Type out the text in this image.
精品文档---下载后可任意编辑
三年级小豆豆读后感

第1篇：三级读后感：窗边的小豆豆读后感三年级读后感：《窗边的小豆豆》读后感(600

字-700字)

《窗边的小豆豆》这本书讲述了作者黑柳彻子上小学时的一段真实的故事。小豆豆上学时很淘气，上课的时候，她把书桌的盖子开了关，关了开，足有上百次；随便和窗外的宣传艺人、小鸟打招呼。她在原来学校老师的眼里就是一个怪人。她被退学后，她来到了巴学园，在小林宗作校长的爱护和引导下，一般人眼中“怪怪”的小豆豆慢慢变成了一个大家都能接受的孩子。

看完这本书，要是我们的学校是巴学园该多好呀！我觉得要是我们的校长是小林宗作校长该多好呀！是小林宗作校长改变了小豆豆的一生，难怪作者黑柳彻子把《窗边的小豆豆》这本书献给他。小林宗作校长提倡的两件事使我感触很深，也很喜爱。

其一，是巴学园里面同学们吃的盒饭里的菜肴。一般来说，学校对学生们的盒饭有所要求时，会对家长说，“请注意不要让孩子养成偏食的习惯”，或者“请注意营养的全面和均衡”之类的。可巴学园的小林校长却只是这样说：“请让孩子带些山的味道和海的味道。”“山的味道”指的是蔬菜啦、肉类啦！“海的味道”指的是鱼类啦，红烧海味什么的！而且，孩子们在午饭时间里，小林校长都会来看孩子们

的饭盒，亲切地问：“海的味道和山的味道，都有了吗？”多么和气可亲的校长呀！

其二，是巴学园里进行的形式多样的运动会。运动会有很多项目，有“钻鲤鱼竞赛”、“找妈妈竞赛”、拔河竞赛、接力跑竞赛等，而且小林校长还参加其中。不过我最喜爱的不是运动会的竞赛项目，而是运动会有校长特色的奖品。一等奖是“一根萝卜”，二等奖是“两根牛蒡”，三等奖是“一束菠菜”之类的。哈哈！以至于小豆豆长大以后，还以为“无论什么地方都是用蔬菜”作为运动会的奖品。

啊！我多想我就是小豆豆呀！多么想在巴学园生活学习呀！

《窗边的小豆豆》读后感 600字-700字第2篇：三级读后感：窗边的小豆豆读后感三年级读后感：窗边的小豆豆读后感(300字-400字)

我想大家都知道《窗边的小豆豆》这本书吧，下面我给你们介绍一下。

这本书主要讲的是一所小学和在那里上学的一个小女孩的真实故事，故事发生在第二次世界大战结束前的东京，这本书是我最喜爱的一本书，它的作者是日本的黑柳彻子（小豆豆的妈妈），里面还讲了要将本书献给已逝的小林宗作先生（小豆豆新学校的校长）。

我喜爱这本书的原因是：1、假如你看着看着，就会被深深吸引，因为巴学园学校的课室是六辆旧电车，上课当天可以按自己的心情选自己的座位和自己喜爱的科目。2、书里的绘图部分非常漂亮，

+ + + + + + +

All of the data above should be transcribed exactly.

● **Task solution**
Type out the text in this image.
精品文档---下载后可任意编辑
三年级小豆豆读后感

第1篇：三级读后感：窗边的小豆豆读后感三年级读后感：《窗边的小豆豆》读后感(600

字-700字)

《窗边的小豆豆》这本书讲述了作者黑柳彻子上小学时的一段真实的故事。小豆豆上学时很淘气，上课的时候，她把书桌的盖子开了关，关了开，足有上百次；随便和窗外的宣传艺人、小鸟打招呼。她在原来学校老师的眼里就是一个怪人。她被退学后，她来到了巴学园，在小林宗作校长的爱护和引导下，一般人眼中“怪怪”的小豆豆慢慢变成了一个大家都能接受的孩子。

看完这本书，要是我们的学校是巴学园该多好呀！我觉得要是我们的校长是小林宗作校长该多好呀！是小林宗作校长改变了小豆豆的一生，难怪作者黑柳彻子把《窗边的小豆豆》这本书献给他。小林宗作校长提倡的两件事使我感触很深，也很喜爱。

其一，是巴学园里面同学们吃的盒饭里的菜肴。一般来说，学校对学生们的盒饭有所要求时，会对家长说，“请注意不要让孩子养成偏食的习惯”，或者“请注意营养的全面和均衡”之类的。可巴学园的小林校长却只是这样说：“请让孩子带些山的味道和海的味道。”“山的味道”指的是蔬菜啦、肉类啦！“海的味道”指的是鱼类啦，红烧海味什么的！而且，孩子们在午饭时间里，小林校长都会来看孩子们

的饭盒，亲切地问：“海的味道和山的味道，都有了吗？”多么和气可亲的校长呀！

其二，是巴学园里进行的形式多样的运动会。运动会有很多项目，有“钻鲤鱼竞赛”、“找妈妈竞赛”、拔河竞赛、接力跑竞赛等，而且小林校长还参加其中。不过我最喜爱的不是运动会的竞赛项目，而是运动会有校长特色的奖品。一等奖是“一根萝卜”，二等奖是“两根牛蒡”，三等奖是“一束菠菜”之类的。哈哈！以至于小豆豆长大以后，还以为“无论什么地方都是用蔬菜”作为运动会的奖品。

啊！我多想我就是小豆豆呀！多么想在巴学园生活学习呀！

《窗边的小豆豆》读后感 600字-700字第2篇：三级读后感：窗边的小豆豆读后感三年级读后感：窗边的小豆豆读后感(300字-400字)

我想大家都知道《窗边的小豆豆》这本书吧，下面我给你们介绍一下。

这本书主要讲的是一所小学和在那里上学的一个小女孩的真实故事，故事发生在第二次世界大战结束前的东京，这本书是我最喜爱的一本书，它的作者是日本的黑柳彻子（小豆豆的妈妈），里面还讲了要将本书献给已逝的小林宗作先生（小豆豆新学校的校长）。

我喜爱这本书的原因是：1、假如你看着看着，就会被深深吸引，因为巴学园学校的课室是六辆旧电车，上课当天可以按自己的心情选自己的座位和自己喜爱的科目。2、书里的绘图部分非常漂亮，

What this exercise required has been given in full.